** EXERCISE BRIEF **
Identify all lines below that hold "name" and collect them.

** Data items **

»»

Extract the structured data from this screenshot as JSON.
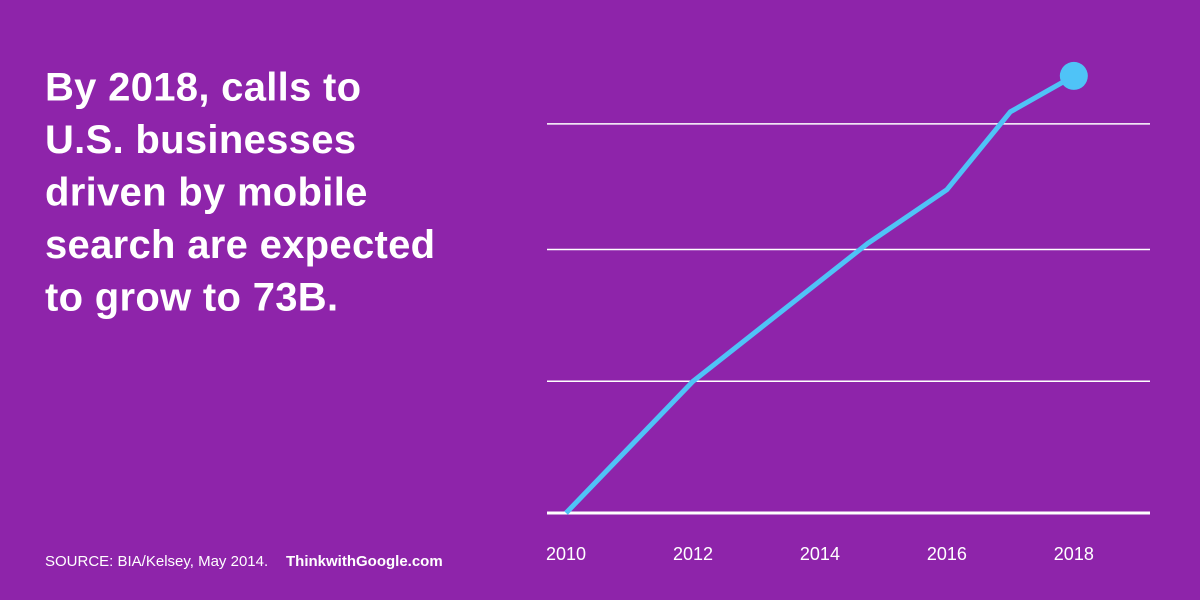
{
  "headline": [
    "By 2018, calls to",
    "U.S. businesses",
    "driven by mobile",
    "search are expected",
    "to grow to 73B."
  ],
  "footer": {
    "source": "SOURCE: BIA/Kelsey, May 2014.",
    "brand": "ThinkwithGoogle.com"
  },
  "chart_data": {
    "type": "line",
    "x": [
      2010,
      2012,
      2014.75,
      2016,
      2017,
      2018
    ],
    "series": [
      {
        "color": "#4fc3f7",
        "values": [
          0,
          22,
          45,
          54,
          67,
          73
        ]
      }
    ],
    "xlim": [
      2009.7,
      2019.2
    ],
    "xticks": [
      2010,
      2012,
      2014,
      2016,
      2018
    ],
    "ylim": [
      0,
      79
    ],
    "gridlines": [
      22,
      44,
      65
    ],
    "background": "#8e24aa",
    "grid_color": "#ffffff",
    "end_marker": true
  }
}
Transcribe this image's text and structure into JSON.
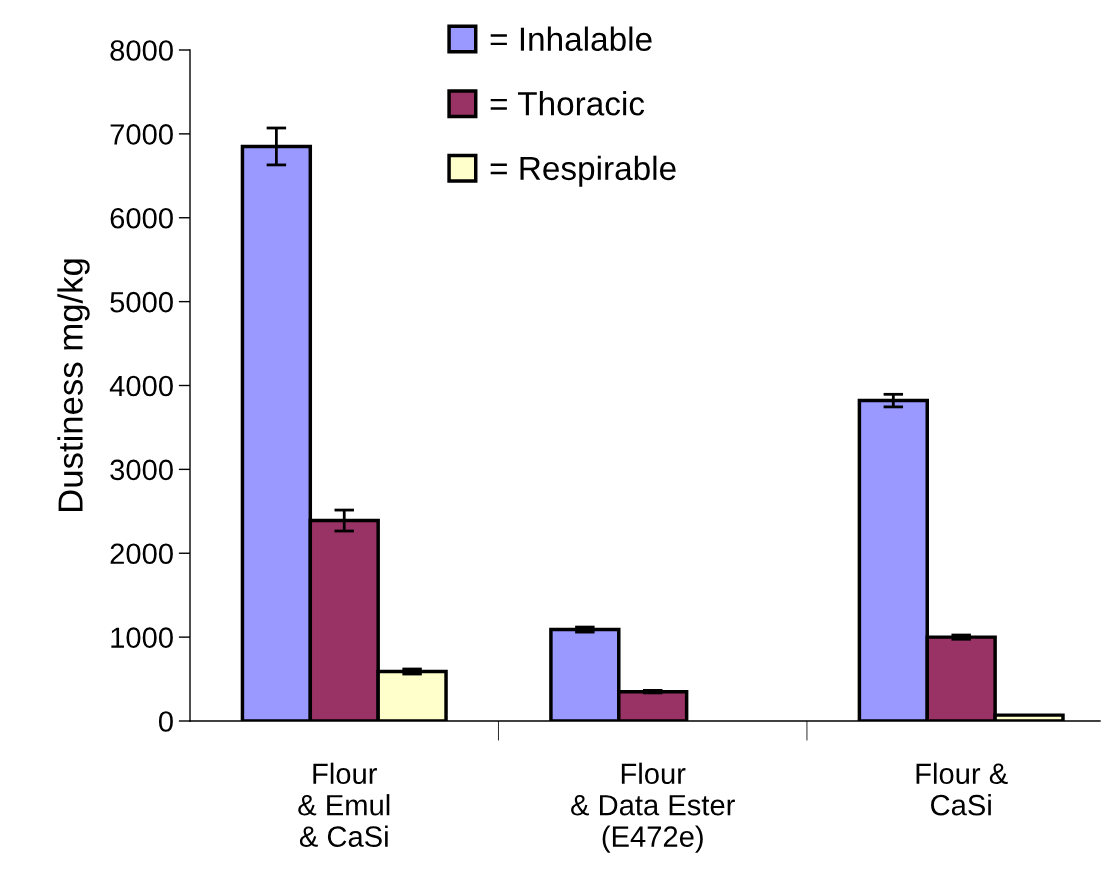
{
  "chart_data": {
    "type": "bar",
    "ylabel": "Dustiness mg/kg",
    "categories": [
      "Flour\n& Emul\n& CaSi",
      "Flour\n& Data Ester\n(E472e)",
      "Flour &\nCaSi"
    ],
    "series": [
      {
        "name": "= Inhalable",
        "color": "#9999ff",
        "values": [
          6850,
          1090,
          3820
        ],
        "errors": [
          220,
          30,
          75
        ]
      },
      {
        "name": "= Thoracic",
        "color": "#993366",
        "values": [
          2390,
          350,
          1000
        ],
        "errors": [
          125,
          15,
          25
        ]
      },
      {
        "name": "= Respirable",
        "color": "#ffffcc",
        "values": [
          590,
          null,
          70
        ],
        "errors": [
          30,
          null,
          null
        ]
      }
    ],
    "ylim": [
      0,
      8000
    ],
    "yticks": [
      0,
      1000,
      2000,
      3000,
      4000,
      5000,
      6000,
      7000,
      8000
    ],
    "grid": false,
    "legend": "top"
  }
}
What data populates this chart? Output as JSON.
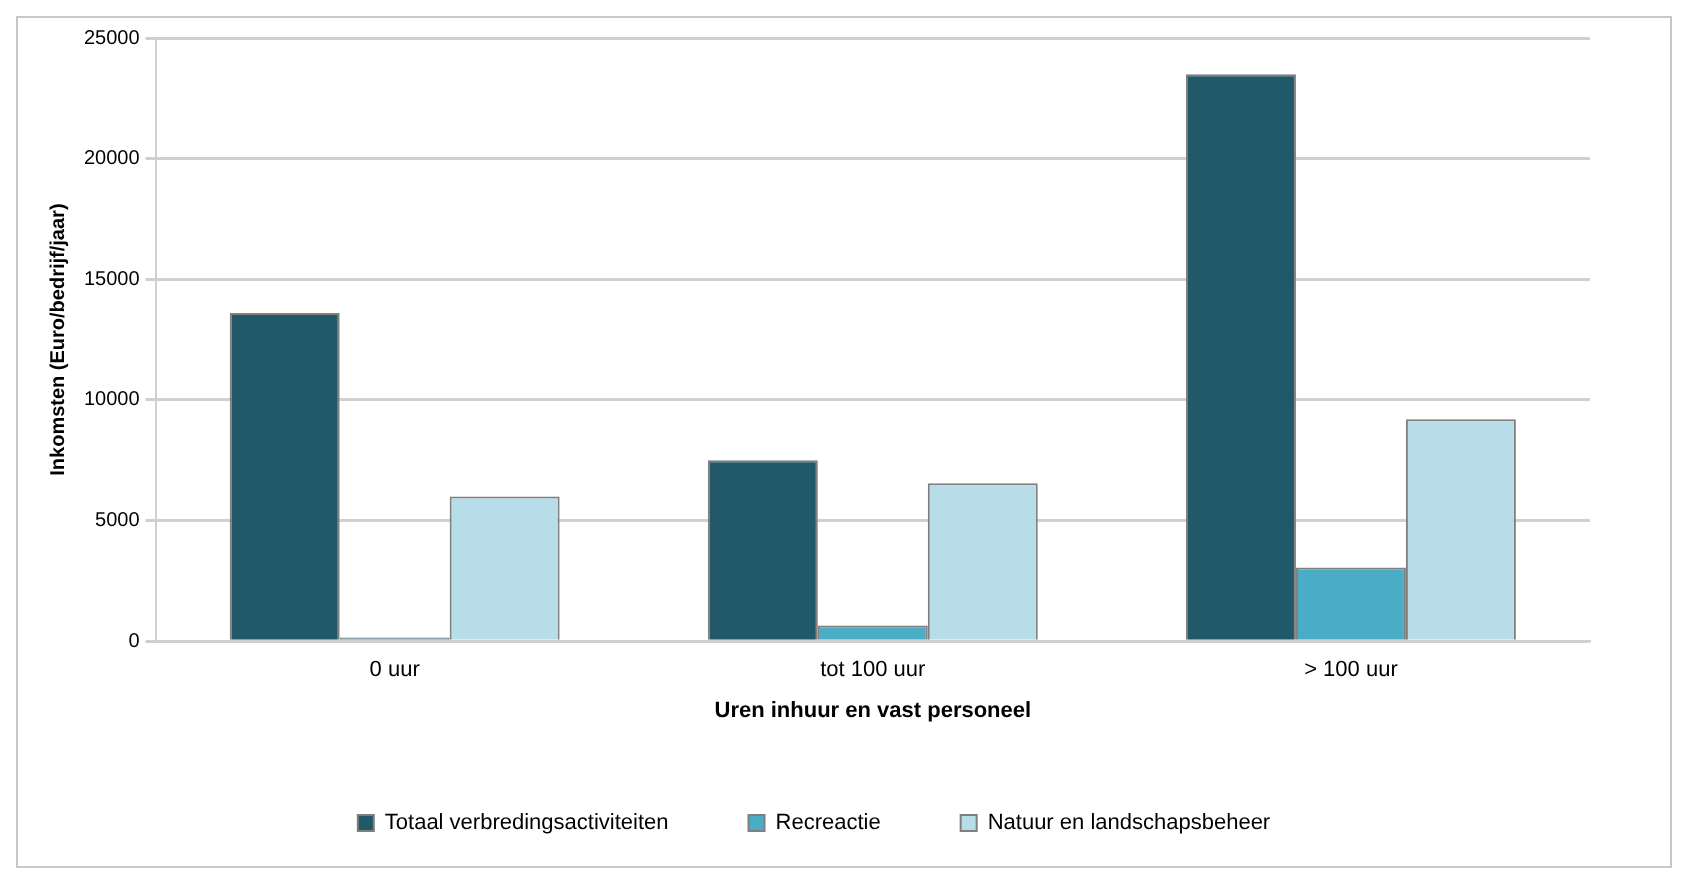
{
  "chart_data": {
    "type": "bar",
    "xlabel": "Uren inhuur en vast personeel",
    "ylabel": "Inkomsten (Euro/bedrijf/jaar)",
    "categories": [
      "0 uur",
      "tot 100 uur",
      "> 100 uur"
    ],
    "series": [
      {
        "name": "Totaal verbredingsactiviteiten",
        "color": "#215968",
        "values": [
          13600,
          7500,
          23500
        ]
      },
      {
        "name": "Recreactie",
        "color": "#4bacc6",
        "values": [
          150,
          650,
          3050
        ]
      },
      {
        "name": "Natuur en landschapsbeheer",
        "color": "#b7dee8",
        "values": [
          6000,
          6550,
          9200
        ]
      }
    ],
    "ylim": [
      0,
      25000
    ],
    "yticks": [
      0,
      5000,
      10000,
      15000,
      20000,
      25000
    ],
    "grid": "y",
    "legend": "bottom"
  }
}
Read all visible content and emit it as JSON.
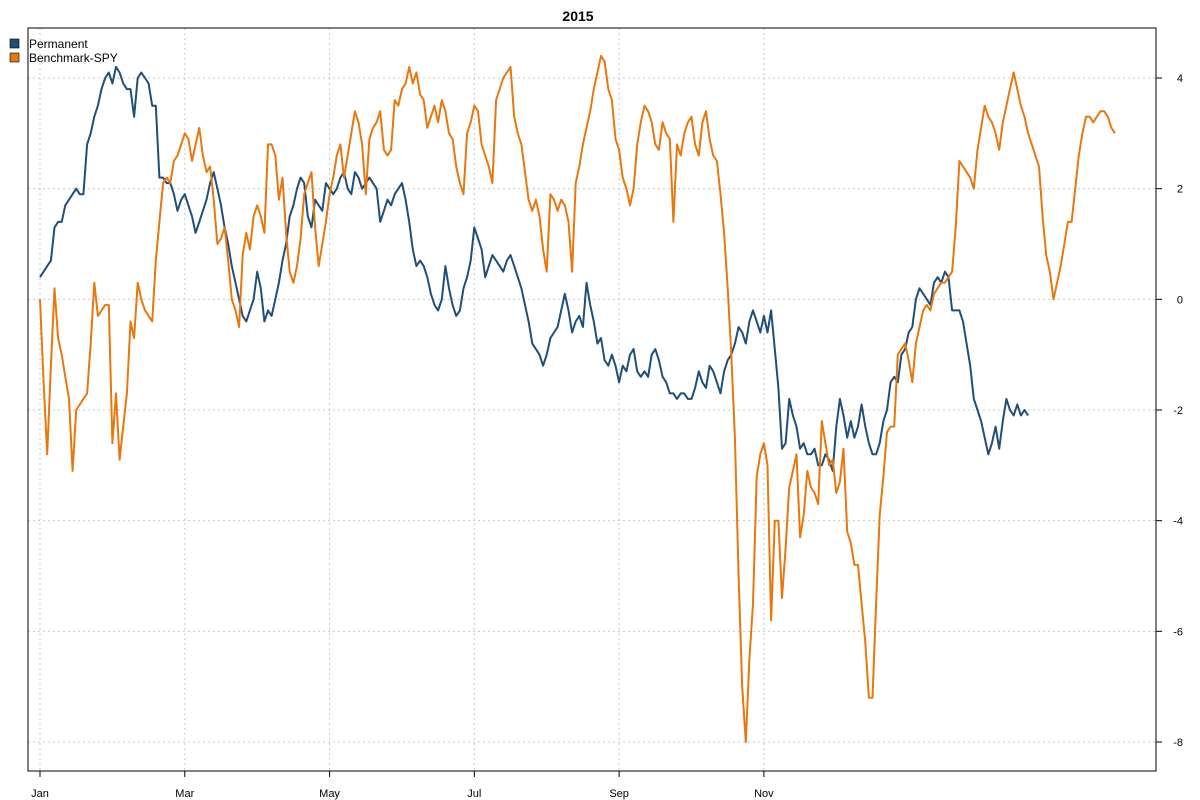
{
  "chart_data": {
    "type": "line",
    "title": "2015",
    "xlabel": "",
    "ylabel": "",
    "x_tick_labels": [
      "Jan",
      "Mar",
      "May",
      "Jul",
      "Sep",
      "Nov"
    ],
    "x_tick_index": [
      0,
      40,
      80,
      120,
      160,
      200
    ],
    "y_ticks": [
      4,
      2,
      0,
      -2,
      -4,
      -6,
      -8
    ],
    "ylim": [
      -8.5,
      4.8
    ],
    "y_axis_side": "right",
    "grid": true,
    "legend_position": "top-left",
    "series": [
      {
        "name": "Permanent",
        "color": "#1f4e79",
        "values": [
          0.4,
          0.5,
          0.6,
          0.7,
          1.3,
          1.4,
          1.4,
          1.7,
          1.8,
          1.9,
          2.0,
          1.9,
          1.9,
          2.8,
          3.0,
          3.3,
          3.5,
          3.8,
          4.0,
          4.1,
          3.9,
          4.2,
          4.1,
          3.9,
          3.8,
          3.8,
          3.3,
          4.0,
          4.1,
          4.0,
          3.9,
          3.5,
          3.5,
          2.2,
          2.2,
          2.1,
          2.1,
          1.9,
          1.6,
          1.8,
          1.9,
          1.7,
          1.5,
          1.2,
          1.4,
          1.6,
          1.8,
          2.1,
          2.3,
          2.0,
          1.7,
          1.3,
          1.0,
          0.6,
          0.3,
          0.0,
          -0.3,
          -0.4,
          -0.2,
          0.0,
          0.5,
          0.2,
          -0.4,
          -0.2,
          -0.3,
          0.0,
          0.3,
          0.7,
          1.0,
          1.5,
          1.7,
          2.0,
          2.2,
          2.1,
          1.5,
          1.3,
          1.8,
          1.7,
          1.6,
          2.1,
          2.0,
          1.9,
          2.0,
          2.2,
          2.3,
          2.0,
          1.9,
          2.3,
          2.2,
          2.0,
          2.1,
          2.2,
          2.1,
          2.0,
          1.4,
          1.6,
          1.8,
          1.7,
          1.9,
          2.0,
          2.1,
          1.8,
          1.4,
          0.9,
          0.6,
          0.7,
          0.6,
          0.4,
          0.1,
          -0.1,
          -0.2,
          0.0,
          0.6,
          0.2,
          -0.1,
          -0.3,
          -0.2,
          0.2,
          0.4,
          0.7,
          1.3,
          1.1,
          0.9,
          0.4,
          0.6,
          0.8,
          0.7,
          0.6,
          0.5,
          0.7,
          0.8,
          0.6,
          0.4,
          0.2,
          -0.1,
          -0.4,
          -0.8,
          -0.9,
          -1.0,
          -1.2,
          -1.0,
          -0.7,
          -0.6,
          -0.5,
          -0.2,
          0.1,
          -0.2,
          -0.6,
          -0.4,
          -0.3,
          -0.5,
          0.3,
          -0.1,
          -0.4,
          -0.8,
          -0.7,
          -1.1,
          -1.2,
          -1.0,
          -1.2,
          -1.5,
          -1.2,
          -1.3,
          -1.0,
          -0.9,
          -1.3,
          -1.4,
          -1.3,
          -1.4,
          -1.0,
          -0.9,
          -1.1,
          -1.4,
          -1.5,
          -1.7,
          -1.7,
          -1.8,
          -1.7,
          -1.7,
          -1.8,
          -1.8,
          -1.6,
          -1.3,
          -1.5,
          -1.6,
          -1.2,
          -1.3,
          -1.5,
          -1.7,
          -1.3,
          -1.1,
          -1.0,
          -0.8,
          -0.5,
          -0.6,
          -0.8,
          -0.4,
          -0.2,
          -0.4,
          -0.6,
          -0.3,
          -0.6,
          -0.2,
          -0.9,
          -1.6,
          -2.7,
          -2.6,
          -1.8,
          -2.1,
          -2.3,
          -2.7,
          -2.6,
          -2.8,
          -2.8,
          -2.7,
          -3.0,
          -3.0,
          -2.8,
          -2.9,
          -3.1,
          -2.3,
          -1.8,
          -2.1,
          -2.5,
          -2.2,
          -2.5,
          -2.3,
          -1.9,
          -2.3,
          -2.6,
          -2.8,
          -2.8,
          -2.6,
          -2.2,
          -2.0,
          -1.5,
          -1.4,
          -1.5,
          -1.0,
          -0.9,
          -0.6,
          -0.5,
          0.0,
          0.2,
          0.1,
          0.0,
          -0.1,
          0.3,
          0.4,
          0.3,
          0.5,
          0.4,
          -0.2,
          -0.2,
          -0.2,
          -0.4,
          -0.8,
          -1.2,
          -1.8,
          -2.0,
          -2.2,
          -2.5,
          -2.8,
          -2.6,
          -2.3,
          -2.7,
          -2.2,
          -1.8,
          -2.0,
          -2.1,
          -1.9,
          -2.1,
          -2.0,
          -2.1
        ]
      },
      {
        "name": "Benchmark-SPY",
        "color": "#e8770e",
        "values": [
          0.0,
          -1.5,
          -2.8,
          -1.2,
          0.2,
          -0.7,
          -1.0,
          -1.4,
          -1.8,
          -3.1,
          -2.0,
          -1.9,
          -1.8,
          -1.7,
          -0.8,
          0.3,
          -0.3,
          -0.2,
          -0.1,
          -0.1,
          -2.6,
          -1.7,
          -2.9,
          -2.3,
          -1.7,
          -0.4,
          -0.7,
          0.3,
          0.0,
          -0.2,
          -0.3,
          -0.4,
          0.7,
          1.4,
          2.1,
          2.2,
          2.1,
          2.5,
          2.6,
          2.8,
          3.0,
          2.9,
          2.5,
          2.8,
          3.1,
          2.6,
          2.3,
          2.4,
          1.8,
          1.0,
          1.1,
          1.3,
          0.7,
          0.0,
          -0.2,
          -0.5,
          0.8,
          1.2,
          0.9,
          1.5,
          1.7,
          1.5,
          1.2,
          2.8,
          2.8,
          2.6,
          1.8,
          2.2,
          1.2,
          0.5,
          0.3,
          0.6,
          1.1,
          1.9,
          2.1,
          2.3,
          1.3,
          0.6,
          1.0,
          1.4,
          1.9,
          2.2,
          2.6,
          2.8,
          2.2,
          2.6,
          3.0,
          3.4,
          3.2,
          2.8,
          1.9,
          2.9,
          3.1,
          3.2,
          3.4,
          2.7,
          2.6,
          2.7,
          3.6,
          3.5,
          3.8,
          3.9,
          4.2,
          3.9,
          4.1,
          3.7,
          3.6,
          3.1,
          3.3,
          3.5,
          3.2,
          3.6,
          3.4,
          3.0,
          2.9,
          2.4,
          2.1,
          1.9,
          3.0,
          3.2,
          3.5,
          3.4,
          2.8,
          2.6,
          2.4,
          2.1,
          3.6,
          3.8,
          4.0,
          4.1,
          4.2,
          3.3,
          3.0,
          2.8,
          2.3,
          1.8,
          1.6,
          1.8,
          1.5,
          0.9,
          0.5,
          1.9,
          1.8,
          1.6,
          1.8,
          1.7,
          1.4,
          0.5,
          2.1,
          2.4,
          2.8,
          3.1,
          3.4,
          3.8,
          4.1,
          4.4,
          4.3,
          3.8,
          3.6,
          2.9,
          2.7,
          2.2,
          2.0,
          1.7,
          2.0,
          2.8,
          3.2,
          3.5,
          3.4,
          3.2,
          2.8,
          2.7,
          3.2,
          3.0,
          2.9,
          1.4,
          2.8,
          2.6,
          3.0,
          3.2,
          3.3,
          2.8,
          2.6,
          3.2,
          3.4,
          2.9,
          2.6,
          2.5,
          1.9,
          1.2,
          0.2,
          -1.0,
          -2.5,
          -5.0,
          -7.0,
          -8.0,
          -6.5,
          -5.5,
          -3.2,
          -2.8,
          -2.6,
          -3.0,
          -5.8,
          -4.0,
          -4.0,
          -5.4,
          -4.5,
          -3.4,
          -3.1,
          -2.8,
          -4.3,
          -3.9,
          -3.1,
          -3.4,
          -3.5,
          -3.7,
          -2.2,
          -2.6,
          -3.0,
          -2.9,
          -3.5,
          -3.3,
          -2.7,
          -4.2,
          -4.4,
          -4.8,
          -4.8,
          -5.5,
          -6.2,
          -7.2,
          -7.2,
          -5.5,
          -3.9,
          -3.2,
          -2.4,
          -2.3,
          -2.3,
          -1.0,
          -0.9,
          -0.8,
          -1.1,
          -1.5,
          -0.8,
          -0.5,
          -0.2,
          -0.1,
          -0.2,
          0.1,
          0.2,
          0.3,
          0.3,
          0.4,
          0.5,
          1.3,
          2.5,
          2.4,
          2.3,
          2.2,
          2.0,
          2.7,
          3.1,
          3.5,
          3.3,
          3.2,
          3.0,
          2.7,
          3.2,
          3.5,
          3.8,
          4.1,
          3.8,
          3.5,
          3.3,
          3.0,
          2.8,
          2.6,
          2.4,
          1.5,
          0.8,
          0.5,
          0.0,
          0.3,
          0.6,
          1.0,
          1.4,
          1.4,
          2.0,
          2.6,
          3.0,
          3.3,
          3.3,
          3.2,
          3.3,
          3.4,
          3.4,
          3.3,
          3.1,
          3.0
        ]
      }
    ]
  }
}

««

** SOLUTION FOR THIS TASK **
        "name": "= Inhalable",
        "name": "= Thoracic",
        "name": "= Respirable",
        "name": "Totaal verbredingsactiviteiten",
        "name": "Recreactie",
        "name": "Natuur en landschapsbeheer",
        "name": "Permanent",
        "name": "Benchmark-SPY",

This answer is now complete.